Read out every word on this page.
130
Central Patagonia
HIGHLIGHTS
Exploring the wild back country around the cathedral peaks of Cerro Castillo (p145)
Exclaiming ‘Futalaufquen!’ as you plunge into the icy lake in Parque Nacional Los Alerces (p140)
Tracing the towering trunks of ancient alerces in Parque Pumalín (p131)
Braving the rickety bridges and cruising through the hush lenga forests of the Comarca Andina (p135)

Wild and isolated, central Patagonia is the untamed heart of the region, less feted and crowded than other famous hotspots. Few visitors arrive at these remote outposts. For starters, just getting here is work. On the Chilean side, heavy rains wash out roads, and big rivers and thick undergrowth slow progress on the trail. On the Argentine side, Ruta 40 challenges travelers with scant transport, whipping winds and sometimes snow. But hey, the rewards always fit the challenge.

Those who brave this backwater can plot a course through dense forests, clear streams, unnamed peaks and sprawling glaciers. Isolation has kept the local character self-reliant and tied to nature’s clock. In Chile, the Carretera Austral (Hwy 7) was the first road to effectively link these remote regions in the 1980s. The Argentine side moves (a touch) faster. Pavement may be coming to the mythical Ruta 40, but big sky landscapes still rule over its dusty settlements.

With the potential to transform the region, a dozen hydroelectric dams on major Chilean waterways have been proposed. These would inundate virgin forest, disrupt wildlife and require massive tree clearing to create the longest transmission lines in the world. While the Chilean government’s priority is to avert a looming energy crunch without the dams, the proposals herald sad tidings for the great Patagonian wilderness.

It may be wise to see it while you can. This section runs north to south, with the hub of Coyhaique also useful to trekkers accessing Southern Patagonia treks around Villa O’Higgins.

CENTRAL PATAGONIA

________________

▶ **Exercise brief**: Pick out the lines above that hold the string "Parque" and show them.

▶ **Task output**:
Exclaiming ‘Futalaufquen!’ as you plunge into the icy lake in Parque Nacional Los Alerces (p140)
Tracing the towering trunks of ancient alerces in Parque Pumalín (p131)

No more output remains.